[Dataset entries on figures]
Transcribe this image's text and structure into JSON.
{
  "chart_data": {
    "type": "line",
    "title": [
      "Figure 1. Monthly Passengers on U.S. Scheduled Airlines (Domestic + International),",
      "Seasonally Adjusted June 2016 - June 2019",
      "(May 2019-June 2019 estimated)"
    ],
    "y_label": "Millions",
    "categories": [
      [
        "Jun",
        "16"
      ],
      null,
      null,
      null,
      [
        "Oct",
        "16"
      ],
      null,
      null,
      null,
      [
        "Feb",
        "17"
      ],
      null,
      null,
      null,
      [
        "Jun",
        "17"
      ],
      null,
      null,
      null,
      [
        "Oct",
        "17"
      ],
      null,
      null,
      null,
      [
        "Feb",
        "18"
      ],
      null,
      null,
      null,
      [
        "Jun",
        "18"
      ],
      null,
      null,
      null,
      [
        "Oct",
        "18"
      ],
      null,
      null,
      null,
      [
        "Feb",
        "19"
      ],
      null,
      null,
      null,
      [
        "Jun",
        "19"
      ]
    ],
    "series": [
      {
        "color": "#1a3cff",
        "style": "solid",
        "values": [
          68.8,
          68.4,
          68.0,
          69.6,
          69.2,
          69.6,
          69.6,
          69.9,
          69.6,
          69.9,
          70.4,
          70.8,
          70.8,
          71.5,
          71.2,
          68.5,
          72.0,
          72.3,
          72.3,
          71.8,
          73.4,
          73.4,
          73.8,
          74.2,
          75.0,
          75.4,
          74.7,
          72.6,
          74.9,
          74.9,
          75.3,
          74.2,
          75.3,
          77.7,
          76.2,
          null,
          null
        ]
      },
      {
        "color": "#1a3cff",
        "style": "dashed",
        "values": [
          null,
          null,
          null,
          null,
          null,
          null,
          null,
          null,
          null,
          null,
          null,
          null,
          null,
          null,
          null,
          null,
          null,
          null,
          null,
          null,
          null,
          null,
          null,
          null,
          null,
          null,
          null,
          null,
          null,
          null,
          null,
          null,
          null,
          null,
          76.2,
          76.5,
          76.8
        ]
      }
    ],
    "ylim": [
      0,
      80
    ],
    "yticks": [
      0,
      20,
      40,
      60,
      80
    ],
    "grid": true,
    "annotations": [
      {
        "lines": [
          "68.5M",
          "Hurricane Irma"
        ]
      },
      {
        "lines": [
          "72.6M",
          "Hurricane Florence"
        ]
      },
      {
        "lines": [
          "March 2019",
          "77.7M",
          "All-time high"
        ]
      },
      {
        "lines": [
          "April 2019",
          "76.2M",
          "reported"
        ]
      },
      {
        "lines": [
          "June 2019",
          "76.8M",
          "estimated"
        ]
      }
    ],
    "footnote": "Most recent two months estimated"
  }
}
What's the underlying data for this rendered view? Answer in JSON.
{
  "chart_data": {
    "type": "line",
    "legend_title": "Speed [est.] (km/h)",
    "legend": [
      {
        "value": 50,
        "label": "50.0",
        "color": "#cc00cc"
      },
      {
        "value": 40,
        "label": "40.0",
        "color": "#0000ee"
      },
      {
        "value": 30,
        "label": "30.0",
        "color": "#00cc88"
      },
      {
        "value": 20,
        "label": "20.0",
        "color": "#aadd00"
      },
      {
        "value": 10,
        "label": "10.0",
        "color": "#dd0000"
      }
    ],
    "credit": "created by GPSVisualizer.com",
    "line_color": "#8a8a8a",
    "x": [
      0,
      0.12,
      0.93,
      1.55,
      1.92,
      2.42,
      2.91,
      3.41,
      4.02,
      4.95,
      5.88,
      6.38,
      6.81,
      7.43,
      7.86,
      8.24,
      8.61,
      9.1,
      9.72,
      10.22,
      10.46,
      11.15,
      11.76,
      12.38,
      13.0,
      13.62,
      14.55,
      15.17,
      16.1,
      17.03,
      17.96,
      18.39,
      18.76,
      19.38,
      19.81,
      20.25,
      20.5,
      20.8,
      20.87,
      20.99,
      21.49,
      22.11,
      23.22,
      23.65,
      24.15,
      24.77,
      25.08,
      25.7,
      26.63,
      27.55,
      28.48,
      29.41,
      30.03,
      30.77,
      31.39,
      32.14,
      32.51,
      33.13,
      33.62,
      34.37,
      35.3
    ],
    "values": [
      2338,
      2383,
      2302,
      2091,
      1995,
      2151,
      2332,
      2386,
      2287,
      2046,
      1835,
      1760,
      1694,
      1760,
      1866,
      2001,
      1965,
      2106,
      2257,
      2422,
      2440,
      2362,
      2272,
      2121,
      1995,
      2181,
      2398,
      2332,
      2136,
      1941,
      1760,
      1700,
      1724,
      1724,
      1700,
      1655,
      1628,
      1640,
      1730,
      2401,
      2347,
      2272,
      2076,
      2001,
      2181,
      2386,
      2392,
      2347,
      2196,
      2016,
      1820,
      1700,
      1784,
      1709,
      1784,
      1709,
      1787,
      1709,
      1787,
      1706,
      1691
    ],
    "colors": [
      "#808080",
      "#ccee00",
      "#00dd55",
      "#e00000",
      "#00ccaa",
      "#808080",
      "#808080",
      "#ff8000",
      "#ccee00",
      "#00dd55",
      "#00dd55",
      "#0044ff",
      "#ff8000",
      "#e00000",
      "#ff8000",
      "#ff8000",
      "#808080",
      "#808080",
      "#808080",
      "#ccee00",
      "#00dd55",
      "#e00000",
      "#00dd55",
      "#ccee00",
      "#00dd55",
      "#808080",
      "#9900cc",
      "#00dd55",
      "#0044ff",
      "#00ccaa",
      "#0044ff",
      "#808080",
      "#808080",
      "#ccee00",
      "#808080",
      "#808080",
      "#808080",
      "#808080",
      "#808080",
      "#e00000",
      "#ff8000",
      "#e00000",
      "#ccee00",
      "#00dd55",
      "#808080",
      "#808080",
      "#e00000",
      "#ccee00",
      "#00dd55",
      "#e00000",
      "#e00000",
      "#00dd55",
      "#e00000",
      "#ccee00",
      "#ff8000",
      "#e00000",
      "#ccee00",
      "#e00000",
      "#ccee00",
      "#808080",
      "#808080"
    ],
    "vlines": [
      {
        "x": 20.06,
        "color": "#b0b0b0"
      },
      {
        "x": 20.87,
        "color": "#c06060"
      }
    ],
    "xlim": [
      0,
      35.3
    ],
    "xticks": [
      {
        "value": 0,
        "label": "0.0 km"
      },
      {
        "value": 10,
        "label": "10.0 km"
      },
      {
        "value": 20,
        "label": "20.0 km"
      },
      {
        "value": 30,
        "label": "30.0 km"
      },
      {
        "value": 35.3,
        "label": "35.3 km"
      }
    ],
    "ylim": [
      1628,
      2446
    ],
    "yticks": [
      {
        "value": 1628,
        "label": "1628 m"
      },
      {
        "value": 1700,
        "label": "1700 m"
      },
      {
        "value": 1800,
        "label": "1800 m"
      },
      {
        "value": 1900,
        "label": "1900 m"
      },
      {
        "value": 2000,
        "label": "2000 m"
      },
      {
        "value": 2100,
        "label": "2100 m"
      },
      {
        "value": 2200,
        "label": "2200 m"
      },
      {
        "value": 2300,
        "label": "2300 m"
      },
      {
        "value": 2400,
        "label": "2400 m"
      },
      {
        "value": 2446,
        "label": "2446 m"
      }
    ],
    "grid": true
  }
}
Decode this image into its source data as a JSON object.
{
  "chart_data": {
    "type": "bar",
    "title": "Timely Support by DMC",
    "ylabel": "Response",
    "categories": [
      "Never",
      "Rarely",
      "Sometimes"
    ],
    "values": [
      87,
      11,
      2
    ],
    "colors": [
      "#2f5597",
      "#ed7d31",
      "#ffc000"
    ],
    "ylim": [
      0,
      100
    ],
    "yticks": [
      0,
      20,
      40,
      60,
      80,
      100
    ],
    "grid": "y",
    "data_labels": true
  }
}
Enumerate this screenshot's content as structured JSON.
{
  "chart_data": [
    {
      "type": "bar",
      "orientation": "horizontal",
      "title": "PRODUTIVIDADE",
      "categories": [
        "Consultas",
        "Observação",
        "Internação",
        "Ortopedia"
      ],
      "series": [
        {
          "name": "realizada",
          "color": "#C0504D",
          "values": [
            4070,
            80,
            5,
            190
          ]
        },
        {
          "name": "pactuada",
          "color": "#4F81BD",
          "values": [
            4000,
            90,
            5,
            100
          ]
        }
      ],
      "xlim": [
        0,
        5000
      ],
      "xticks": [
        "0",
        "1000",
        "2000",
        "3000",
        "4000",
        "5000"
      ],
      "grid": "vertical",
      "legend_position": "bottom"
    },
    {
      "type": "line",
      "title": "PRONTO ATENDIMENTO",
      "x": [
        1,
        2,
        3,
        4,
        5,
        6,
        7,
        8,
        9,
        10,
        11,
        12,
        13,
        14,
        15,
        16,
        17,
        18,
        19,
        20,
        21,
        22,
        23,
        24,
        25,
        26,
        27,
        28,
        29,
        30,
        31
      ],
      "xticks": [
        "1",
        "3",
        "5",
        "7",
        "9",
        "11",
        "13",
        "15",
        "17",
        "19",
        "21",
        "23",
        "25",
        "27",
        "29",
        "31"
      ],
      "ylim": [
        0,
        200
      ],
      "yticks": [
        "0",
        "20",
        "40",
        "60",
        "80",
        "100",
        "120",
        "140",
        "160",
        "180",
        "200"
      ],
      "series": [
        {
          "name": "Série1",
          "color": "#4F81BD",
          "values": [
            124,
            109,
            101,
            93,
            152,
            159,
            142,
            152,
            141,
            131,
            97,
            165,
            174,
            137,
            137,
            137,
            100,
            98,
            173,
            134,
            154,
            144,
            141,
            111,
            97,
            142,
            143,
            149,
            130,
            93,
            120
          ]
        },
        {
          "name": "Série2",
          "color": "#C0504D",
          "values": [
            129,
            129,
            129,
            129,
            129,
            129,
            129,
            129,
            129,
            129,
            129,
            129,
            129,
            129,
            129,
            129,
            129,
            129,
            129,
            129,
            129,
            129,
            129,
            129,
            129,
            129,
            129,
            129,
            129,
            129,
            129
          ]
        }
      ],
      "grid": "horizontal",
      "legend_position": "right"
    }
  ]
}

PROBLEM STATEMENT: Find every line in the records above that holds the word "this", and copy each one.

TASK RESPONSE:
Transcribe this image's text and structure into JSON.
What's the underlying data for this rendered view? Answer in JSON.
Decode this image into its source data as a JSON object.
Enumerate this screenshot's content as structured JSON.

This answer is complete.